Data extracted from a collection
• • • • •

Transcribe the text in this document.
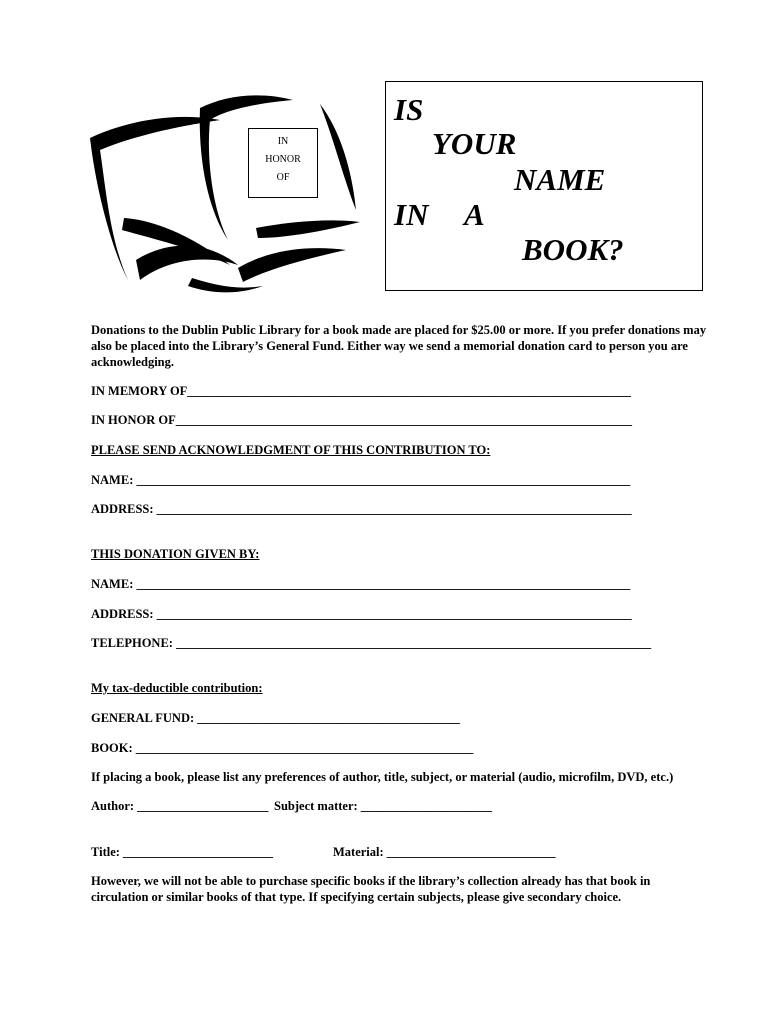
IN
HONOR
OF
IS
YOUR
NAME
IN A
BOOK?
Donations to the Dublin Public Library for a book made are placed for $25.00 or more. If you prefer donations may also be placed into the Library’s General Fund. Either way we send a memorial donation card to person you are acknowledging.
IN MEMORY OF_______________________________________________________________________
IN HONOR OF_________________________________________________________________________
PLEASE SEND ACKNOWLEDGMENT OF THIS CONTRIBUTION TO:
NAME: _______________________________________________________________________________
ADDRESS: ____________________________________________________________________________
THIS DONATION GIVEN BY:
NAME: _______________________________________________________________________________
ADDRESS: ____________________________________________________________________________
TELEPHONE: ____________________________________________________________________________
My tax-deductible contribution:
GENERAL FUND: __________________________________________
BOOK: ______________________________________________________
If placing a book, please list any preferences of author, title, subject, or material (audio, microfilm, DVD, etc.)
Author: _____________________ Subject matter: _____________________
Title: ________________________	Material: ___________________________
However, we will not be able to purchase specific books if the library’s collection already has that book in circulation or similar books of that type. If specifying certain subjects, please give secondary choice.
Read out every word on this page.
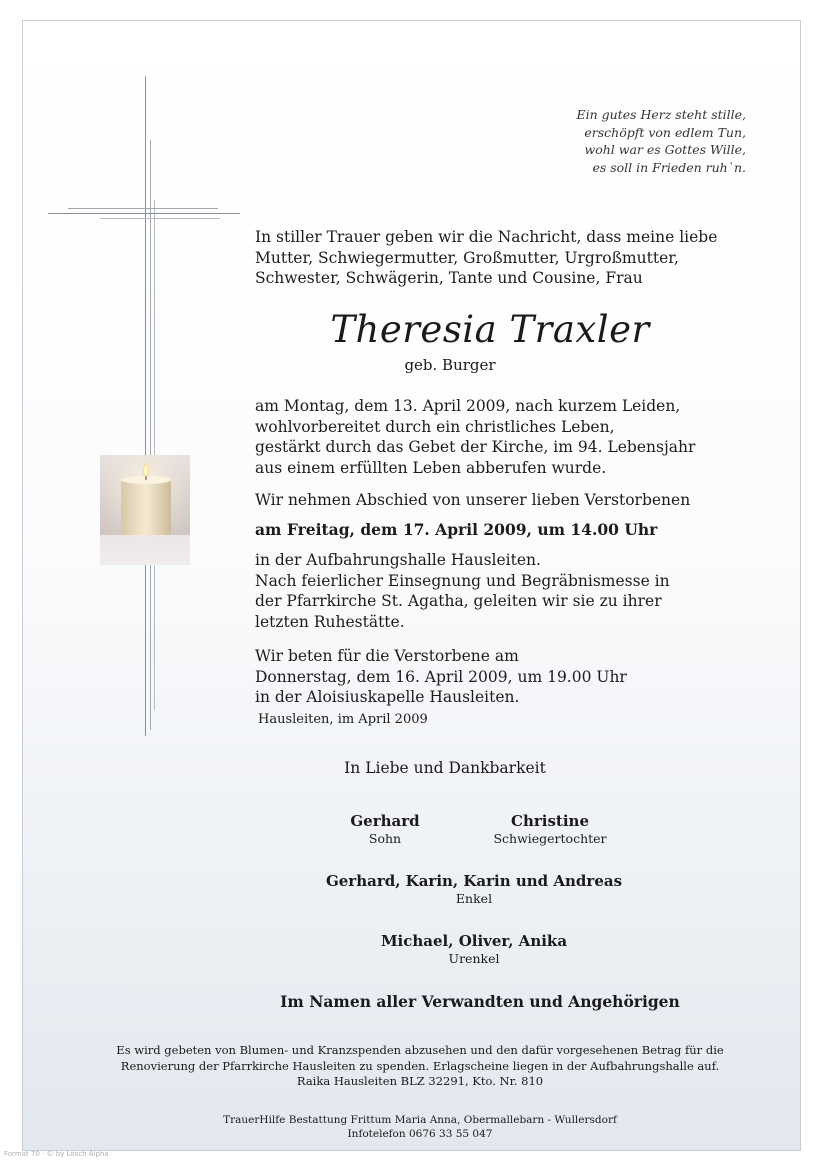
Ein gutes Herz steht stille,
erschöpft von edlem Tun,
wohl war es Gottes Wille,
es soll in Frieden ruh`n.
In stiller Trauer geben wir die Nachricht, dass meine liebe
Mutter, Schwiegermutter, Großmutter, Urgroßmutter,
Schwester, Schwägerin, Tante und Cousine, Frau
Theresia Traxler
geb. Burger
am Montag, dem 13. April 2009, nach kurzem Leiden,
wohlvorbereitet durch ein christliches Leben,
gestärkt durch das Gebet der Kirche, im 94. Lebensjahr
aus einem erfüllten Leben abberufen wurde.
Wir nehmen Abschied von unserer lieben Verstorbenen
am Freitag, dem 17. April 2009, um 14.00 Uhr
in der Aufbahrungshalle Hausleiten.
Nach feierlicher Einsegnung und Begräbnismesse in
der Pfarrkirche St. Agatha, geleiten wir sie zu ihrer
letzten Ruhestätte.
Wir beten für die Verstorbene am
Donnerstag, dem 16. April 2009, um 19.00 Uhr
in der Aloisiuskapelle Hausleiten.
Hausleiten, im April 2009
In Liebe und Dankbarkeit
Gerhard
Sohn
Christine
Schwiegertochter
Gerhard, Karin, Karin und Andreas
Enkel
Michael, Oliver, Anika
Urenkel
Im Namen aller Verwandten und Angehörigen
Es wird gebeten von Blumen- und Kranzspenden abzusehen und den dafür vorgesehenen Betrag für die
Renovierung der Pfarrkirche Hausleiten zu spenden. Erlagscheine liegen in der Aufbahrungshalle auf.
Raika Hausleiten BLZ 32291, Kto. Nr. 810
TrauerHilfe Bestattung Frittum Maria Anna, Obermallebarn - Wullersdorf
Infotelefon 0676 33 55 047
Format 70 · © by Lösch Alpha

• • • • •

_GOAL_
Each entry shown above must be quoted exactly, with its pictures left out.

_SOLUTION TO THIS PROBLEM_
Transcribe the text in this document.
IN
HONOR
OF
IS
YOUR
NAME
IN A
BOOK?
Donations to the Dublin Public Library for a book made are placed for $25.00 or more. If you prefer donations may also be placed into the Library’s General Fund. Either way we send a memorial donation card to person you are acknowledging.
IN MEMORY OF_______________________________________________________________________
IN HONOR OF_________________________________________________________________________
PLEASE SEND ACKNOWLEDGMENT OF THIS CONTRIBUTION TO:
NAME: _______________________________________________________________________________
ADDRESS: ____________________________________________________________________________
THIS DONATION GIVEN BY:
NAME: _______________________________________________________________________________
ADDRESS: ____________________________________________________________________________
TELEPHONE: ____________________________________________________________________________
My tax-deductible contribution:
GENERAL FUND: __________________________________________
BOOK: ______________________________________________________
If placing a book, please list any preferences of author, title, subject, or material (audio, microfilm, DVD, etc.)
Author: _____________________ Subject matter: _____________________
Title: ________________________	Material: ___________________________
However, we will not be able to purchase specific books if the library’s collection already has that book in circulation or similar books of that type. If specifying certain subjects, please give secondary choice.
Read out every word on this page.
Ein gutes Herz steht stille,
erschöpft von edlem Tun,
wohl war es Gottes Wille,
es soll in Frieden ruh`n.
In stiller Trauer geben wir die Nachricht, dass meine liebe
Mutter, Schwiegermutter, Großmutter, Urgroßmutter,
Schwester, Schwägerin, Tante und Cousine, Frau
Theresia Traxler
geb. Burger
am Montag, dem 13. April 2009, nach kurzem Leiden,
wohlvorbereitet durch ein christliches Leben,
gestärkt durch das Gebet der Kirche, im 94. Lebensjahr
aus einem erfüllten Leben abberufen wurde.
Wir nehmen Abschied von unserer lieben Verstorbenen
am Freitag, dem 17. April 2009, um 14.00 Uhr
in der Aufbahrungshalle Hausleiten.
Nach feierlicher Einsegnung und Begräbnismesse in
der Pfarrkirche St. Agatha, geleiten wir sie zu ihrer
letzten Ruhestätte.
Wir beten für die Verstorbene am
Donnerstag, dem 16. April 2009, um 19.00 Uhr
in der Aloisiuskapelle Hausleiten.
Hausleiten, im April 2009
In Liebe und Dankbarkeit
Gerhard
Sohn
Christine
Schwiegertochter
Gerhard, Karin, Karin und Andreas
Enkel
Michael, Oliver, Anika
Urenkel
Im Namen aller Verwandten und Angehörigen
Es wird gebeten von Blumen- und Kranzspenden abzusehen und den dafür vorgesehenen Betrag für die
Renovierung der Pfarrkirche Hausleiten zu spenden. Erlagscheine liegen in der Aufbahrungshalle auf.
Raika Hausleiten BLZ 32291, Kto. Nr. 810
TrauerHilfe Bestattung Frittum Maria Anna, Obermallebarn - Wullersdorf
Infotelefon 0676 33 55 047
Format 70 · © by Lösch Alpha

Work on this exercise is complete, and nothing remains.